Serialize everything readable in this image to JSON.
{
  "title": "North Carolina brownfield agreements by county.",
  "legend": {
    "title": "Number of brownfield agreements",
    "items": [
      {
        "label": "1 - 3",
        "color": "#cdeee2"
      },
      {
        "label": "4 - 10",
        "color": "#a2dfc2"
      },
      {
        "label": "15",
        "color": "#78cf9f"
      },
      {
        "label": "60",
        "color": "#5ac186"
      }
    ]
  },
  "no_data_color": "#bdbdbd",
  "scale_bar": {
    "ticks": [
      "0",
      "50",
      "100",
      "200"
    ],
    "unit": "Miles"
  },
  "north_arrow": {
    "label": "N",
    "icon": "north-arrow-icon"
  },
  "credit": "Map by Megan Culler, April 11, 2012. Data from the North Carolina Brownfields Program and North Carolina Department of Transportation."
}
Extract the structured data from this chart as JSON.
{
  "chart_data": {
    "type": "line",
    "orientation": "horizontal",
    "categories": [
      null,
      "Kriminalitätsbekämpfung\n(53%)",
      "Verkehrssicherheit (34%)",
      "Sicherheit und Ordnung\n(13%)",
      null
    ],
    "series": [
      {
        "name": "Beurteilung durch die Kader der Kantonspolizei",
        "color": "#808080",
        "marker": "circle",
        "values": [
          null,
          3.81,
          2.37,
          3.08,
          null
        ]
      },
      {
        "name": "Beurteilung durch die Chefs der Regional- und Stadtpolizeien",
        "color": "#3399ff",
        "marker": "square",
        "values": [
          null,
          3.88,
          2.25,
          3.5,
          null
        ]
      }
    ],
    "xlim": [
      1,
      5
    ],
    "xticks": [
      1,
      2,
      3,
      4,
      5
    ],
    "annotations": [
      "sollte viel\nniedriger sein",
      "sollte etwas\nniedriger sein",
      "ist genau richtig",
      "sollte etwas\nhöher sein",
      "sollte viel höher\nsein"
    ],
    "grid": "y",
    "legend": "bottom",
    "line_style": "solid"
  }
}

☆ ☆ ☆ ☆ ☆

• **Exercise prompt**: Return all of the data word for word.

• **Reply to the exercise**:
Serialize everything readable in this image to JSON.
{
  "title": "North Carolina brownfield agreements by county.",
  "legend": {
    "title": "Number of brownfield agreements",
    "items": [
      {
        "label": "1 - 3",
        "color": "#cdeee2"
      },
      {
        "label": "4 - 10",
        "color": "#a2dfc2"
      },
      {
        "label": "15",
        "color": "#78cf9f"
      },
      {
        "label": "60",
        "color": "#5ac186"
      }
    ]
  },
  "no_data_color": "#bdbdbd",
  "scale_bar": {
    "ticks": [
      "0",
      "50",
      "100",
      "200"
    ],
    "unit": "Miles"
  },
  "north_arrow": {
    "label": "N",
    "icon": "north-arrow-icon"
  },
  "credit": "Map by Megan Culler, April 11, 2012. Data from the North Carolina Brownfields Program and North Carolina Department of Transportation."
}
Extract the structured data from this chart as JSON.
{
  "chart_data": {
    "type": "line",
    "orientation": "horizontal",
    "categories": [
      null,
      "Kriminalitätsbekämpfung\n(53%)",
      "Verkehrssicherheit (34%)",
      "Sicherheit und Ordnung\n(13%)",
      null
    ],
    "series": [
      {
        "name": "Beurteilung durch die Kader der Kantonspolizei",
        "color": "#808080",
        "marker": "circle",
        "values": [
          null,
          3.81,
          2.37,
          3.08,
          null
        ]
      },
      {
        "name": "Beurteilung durch die Chefs der Regional- und Stadtpolizeien",
        "color": "#3399ff",
        "marker": "square",
        "values": [
          null,
          3.88,
          2.25,
          3.5,
          null
        ]
      }
    ],
    "xlim": [
      1,
      5
    ],
    "xticks": [
      1,
      2,
      3,
      4,
      5
    ],
    "annotations": [
      "sollte viel\nniedriger sein",
      "sollte etwas\nniedriger sein",
      "ist genau richtig",
      "sollte etwas\nhöher sein",
      "sollte viel höher\nsein"
    ],
    "grid": "y",
    "legend": "bottom",
    "line_style": "solid"
  }
}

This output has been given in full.